This report examines levels and trends in poverty, health status, and use of health services among children under age 5 living in large cities in low- and middle-income countries, and compares their health status and
use of services to those of their other urban, rural, and non-poor counterparts. Twenty-six countries were selected for inclusion; these are the countries with one or more large cities of more than one million
inhabitants in 2014 and that had at least two DHS surveys, one between 1998 and 2004 and a second in or after 2010. Poverty was assessed using the method of unsatisfied basic needs (UBN) to provide comparable
levels in three categories (extremely poor, moderately poor, and not poor). Differentials in levels and decadal trends in 17 health indicators were examined, and the results are shown for individual countries, as
well as for the pooled weighted cross-country averages. On average, across the 26 low- and middle-income countries studied, we estimate that three out of four children under age 5 live in extreme poverty. Poverty is highest in rural areas. About half of children under age 5 who live in large cities are extremely poor, over half in other urban areas, and more than 4 of 5 in rural areas. While extreme poverty has decreased overall and in rural areas, extreme poverty has increased in large cities.
The chances of survival of children under age 5 are greatest in urban areas compared to rural areas. Poor children in large cities and other urban areas have similar chances of survival to age 5. Nutritional status of poor children in large cities is better than in other urban areas, which in turn is better than in rural areas. Both infant and under-five mortality have decreased substantially, with the greatest decadal decline
observed among the extremely poor. Small improvements were made in children’s nutritional status, notably for stunting and anemia. Nutritional status has improved more among the poor than non-poor
children in all areas, including the large cities. The survival gap between the poor and non-poor has narrowed considerably. Similarly, the disadvantage of poor children in stunting and anemia has been
reduced. Among the 12 indicators of health service use in this report, nine show moderate or large differences between the poor and the not poor. The gap between the poor and not poor has narrowed for eight of these
indicators. In large cities, the gap decreased for 10 of the 12 indicators, although the narrowing was small for three indicators.
Overall, there appear to be numerous health advantages to living in an urban area, but these advantages are not conferred to all children. In survival, we see stark disparities across levels of poverty. For all indicators, the urban extremely poor children fare better than their rural extremely poor counterparts, but not as well as non-poor rural children. Despite the narrowing of gaps in many health outcomes between poor and nonpoor and between urban and rural areas, the persistence of poverty and increases in extreme poverty in large cities in low- and middle-income countries remain cause for concern.

LISTED RECORDS:

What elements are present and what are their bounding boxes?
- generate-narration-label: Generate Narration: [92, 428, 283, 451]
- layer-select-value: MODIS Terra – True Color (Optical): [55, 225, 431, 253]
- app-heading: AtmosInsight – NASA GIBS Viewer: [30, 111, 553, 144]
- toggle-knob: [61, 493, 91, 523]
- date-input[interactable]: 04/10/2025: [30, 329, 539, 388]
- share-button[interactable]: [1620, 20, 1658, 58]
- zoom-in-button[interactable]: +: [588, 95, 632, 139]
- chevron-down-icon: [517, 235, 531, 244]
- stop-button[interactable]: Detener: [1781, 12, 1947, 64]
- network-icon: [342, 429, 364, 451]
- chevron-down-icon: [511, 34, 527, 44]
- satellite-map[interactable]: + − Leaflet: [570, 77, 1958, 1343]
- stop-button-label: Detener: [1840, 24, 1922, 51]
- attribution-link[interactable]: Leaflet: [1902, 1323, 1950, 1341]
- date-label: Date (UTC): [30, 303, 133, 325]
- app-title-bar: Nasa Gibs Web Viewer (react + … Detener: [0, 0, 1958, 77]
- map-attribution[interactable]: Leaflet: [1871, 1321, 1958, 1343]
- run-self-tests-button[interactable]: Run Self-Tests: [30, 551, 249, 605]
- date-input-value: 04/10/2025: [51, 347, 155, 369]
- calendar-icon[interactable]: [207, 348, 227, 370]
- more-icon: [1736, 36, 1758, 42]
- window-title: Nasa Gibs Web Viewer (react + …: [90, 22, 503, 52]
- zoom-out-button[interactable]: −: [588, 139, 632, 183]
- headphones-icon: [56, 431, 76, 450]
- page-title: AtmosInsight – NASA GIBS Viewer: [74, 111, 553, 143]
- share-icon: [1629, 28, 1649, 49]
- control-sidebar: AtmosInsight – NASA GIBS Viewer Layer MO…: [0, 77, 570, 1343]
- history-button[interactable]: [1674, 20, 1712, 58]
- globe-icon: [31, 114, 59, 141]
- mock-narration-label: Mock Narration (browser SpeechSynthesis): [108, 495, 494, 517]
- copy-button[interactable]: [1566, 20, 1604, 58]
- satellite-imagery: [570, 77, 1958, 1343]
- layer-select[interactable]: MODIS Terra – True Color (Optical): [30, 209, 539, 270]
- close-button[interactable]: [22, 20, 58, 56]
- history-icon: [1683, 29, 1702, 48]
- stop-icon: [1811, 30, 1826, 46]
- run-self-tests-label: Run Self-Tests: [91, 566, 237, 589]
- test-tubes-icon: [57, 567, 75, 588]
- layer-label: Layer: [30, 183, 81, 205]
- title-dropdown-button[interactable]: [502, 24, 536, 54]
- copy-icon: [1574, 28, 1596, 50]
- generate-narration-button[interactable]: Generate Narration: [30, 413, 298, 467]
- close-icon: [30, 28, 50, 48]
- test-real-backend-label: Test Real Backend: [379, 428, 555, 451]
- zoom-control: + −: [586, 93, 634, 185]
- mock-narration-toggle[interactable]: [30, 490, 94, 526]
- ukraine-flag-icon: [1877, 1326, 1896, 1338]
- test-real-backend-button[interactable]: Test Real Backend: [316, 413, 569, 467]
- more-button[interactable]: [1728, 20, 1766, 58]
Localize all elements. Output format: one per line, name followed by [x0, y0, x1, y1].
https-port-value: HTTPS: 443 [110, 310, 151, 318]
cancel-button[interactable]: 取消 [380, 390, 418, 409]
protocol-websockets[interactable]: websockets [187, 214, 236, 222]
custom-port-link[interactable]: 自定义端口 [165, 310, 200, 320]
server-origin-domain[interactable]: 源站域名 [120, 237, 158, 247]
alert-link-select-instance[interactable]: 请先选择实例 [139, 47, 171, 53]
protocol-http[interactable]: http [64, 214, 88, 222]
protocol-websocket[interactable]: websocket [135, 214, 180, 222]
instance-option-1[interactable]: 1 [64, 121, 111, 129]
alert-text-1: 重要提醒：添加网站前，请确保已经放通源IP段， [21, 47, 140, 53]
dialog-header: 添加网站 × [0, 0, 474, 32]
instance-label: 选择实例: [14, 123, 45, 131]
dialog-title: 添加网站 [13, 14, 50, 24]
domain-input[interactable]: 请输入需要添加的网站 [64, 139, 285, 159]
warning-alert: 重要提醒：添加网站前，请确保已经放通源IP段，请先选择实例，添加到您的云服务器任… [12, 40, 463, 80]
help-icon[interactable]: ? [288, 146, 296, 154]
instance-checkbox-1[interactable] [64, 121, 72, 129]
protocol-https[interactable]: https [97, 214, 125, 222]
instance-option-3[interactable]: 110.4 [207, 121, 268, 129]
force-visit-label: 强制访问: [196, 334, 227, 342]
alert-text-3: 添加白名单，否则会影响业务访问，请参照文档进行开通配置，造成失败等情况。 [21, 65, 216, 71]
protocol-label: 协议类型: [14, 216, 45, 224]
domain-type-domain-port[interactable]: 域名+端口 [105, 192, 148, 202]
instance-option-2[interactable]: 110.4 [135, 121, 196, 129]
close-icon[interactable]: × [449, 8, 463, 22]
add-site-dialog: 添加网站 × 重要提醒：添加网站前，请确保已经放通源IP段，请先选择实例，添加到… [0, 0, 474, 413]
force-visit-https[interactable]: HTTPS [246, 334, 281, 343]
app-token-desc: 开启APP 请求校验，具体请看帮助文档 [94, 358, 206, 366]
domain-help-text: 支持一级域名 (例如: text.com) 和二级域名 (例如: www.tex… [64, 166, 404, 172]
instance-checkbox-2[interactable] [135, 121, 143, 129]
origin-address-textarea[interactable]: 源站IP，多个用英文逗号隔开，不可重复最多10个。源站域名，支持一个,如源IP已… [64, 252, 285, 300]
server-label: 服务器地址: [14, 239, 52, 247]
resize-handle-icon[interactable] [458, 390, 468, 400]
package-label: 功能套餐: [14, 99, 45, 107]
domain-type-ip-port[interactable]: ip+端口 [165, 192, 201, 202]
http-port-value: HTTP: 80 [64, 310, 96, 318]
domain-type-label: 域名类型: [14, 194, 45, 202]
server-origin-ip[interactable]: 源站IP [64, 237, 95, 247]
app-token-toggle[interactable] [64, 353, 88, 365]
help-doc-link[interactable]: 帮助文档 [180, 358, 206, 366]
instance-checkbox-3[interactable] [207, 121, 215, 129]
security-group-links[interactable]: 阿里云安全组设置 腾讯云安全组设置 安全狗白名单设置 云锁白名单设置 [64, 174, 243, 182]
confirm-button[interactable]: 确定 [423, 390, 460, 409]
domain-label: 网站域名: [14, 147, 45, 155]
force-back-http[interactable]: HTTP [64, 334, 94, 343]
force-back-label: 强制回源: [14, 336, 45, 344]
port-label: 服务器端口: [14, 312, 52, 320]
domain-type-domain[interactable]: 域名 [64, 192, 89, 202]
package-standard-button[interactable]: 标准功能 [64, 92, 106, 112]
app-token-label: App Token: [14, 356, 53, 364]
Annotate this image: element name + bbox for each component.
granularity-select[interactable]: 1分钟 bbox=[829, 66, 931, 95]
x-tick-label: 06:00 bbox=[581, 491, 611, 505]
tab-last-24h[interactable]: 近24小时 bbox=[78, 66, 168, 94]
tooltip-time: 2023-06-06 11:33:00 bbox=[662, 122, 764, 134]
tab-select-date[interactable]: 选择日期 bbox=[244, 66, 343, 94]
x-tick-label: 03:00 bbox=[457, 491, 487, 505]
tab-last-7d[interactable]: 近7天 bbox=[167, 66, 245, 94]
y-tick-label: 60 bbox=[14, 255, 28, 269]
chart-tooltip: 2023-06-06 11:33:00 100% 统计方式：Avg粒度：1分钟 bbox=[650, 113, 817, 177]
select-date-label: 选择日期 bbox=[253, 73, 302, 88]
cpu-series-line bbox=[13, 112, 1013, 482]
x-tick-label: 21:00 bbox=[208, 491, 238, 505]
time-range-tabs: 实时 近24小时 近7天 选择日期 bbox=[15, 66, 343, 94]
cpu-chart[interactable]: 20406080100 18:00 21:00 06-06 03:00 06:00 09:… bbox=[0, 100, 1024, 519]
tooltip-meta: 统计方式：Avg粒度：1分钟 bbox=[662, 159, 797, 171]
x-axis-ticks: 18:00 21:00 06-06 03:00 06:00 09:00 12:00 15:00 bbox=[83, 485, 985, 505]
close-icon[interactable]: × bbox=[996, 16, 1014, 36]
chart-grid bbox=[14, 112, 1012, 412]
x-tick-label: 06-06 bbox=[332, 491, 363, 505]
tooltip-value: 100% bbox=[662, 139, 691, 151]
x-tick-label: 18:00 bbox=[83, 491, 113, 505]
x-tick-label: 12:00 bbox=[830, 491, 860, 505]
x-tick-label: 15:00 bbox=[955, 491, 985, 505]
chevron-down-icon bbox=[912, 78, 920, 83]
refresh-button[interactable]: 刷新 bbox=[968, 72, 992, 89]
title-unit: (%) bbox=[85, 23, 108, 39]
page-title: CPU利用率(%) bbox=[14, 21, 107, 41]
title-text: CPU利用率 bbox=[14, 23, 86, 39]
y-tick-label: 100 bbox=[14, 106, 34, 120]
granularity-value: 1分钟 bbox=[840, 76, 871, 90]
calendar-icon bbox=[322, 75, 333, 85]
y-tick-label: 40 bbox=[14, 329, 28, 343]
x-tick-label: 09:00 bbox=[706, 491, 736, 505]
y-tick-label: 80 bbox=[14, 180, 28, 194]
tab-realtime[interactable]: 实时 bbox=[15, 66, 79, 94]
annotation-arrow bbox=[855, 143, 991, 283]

YOUR GOAL: Could you transcribe, word for word, the stretch of the report on child poverty and health from "Overall, there appear" through "cause for concern."?

EXERCISE OUTPUT:
Overall, there appear to be numerous health advantages to living in an urban area, but these advantages are not conferred to all children. In survival, we see stark disparities across levels of poverty. For all indicators, the urban extremely poor children fare better than their rural extremely poor counterparts, but not as well as non-poor rural children. Despite the narrowing of gaps in many health outcomes between poor and nonpoor and between urban and rural areas, the persistence of poverty and increases in extreme poverty in large cities in low- and middle-income countries remain cause for concern.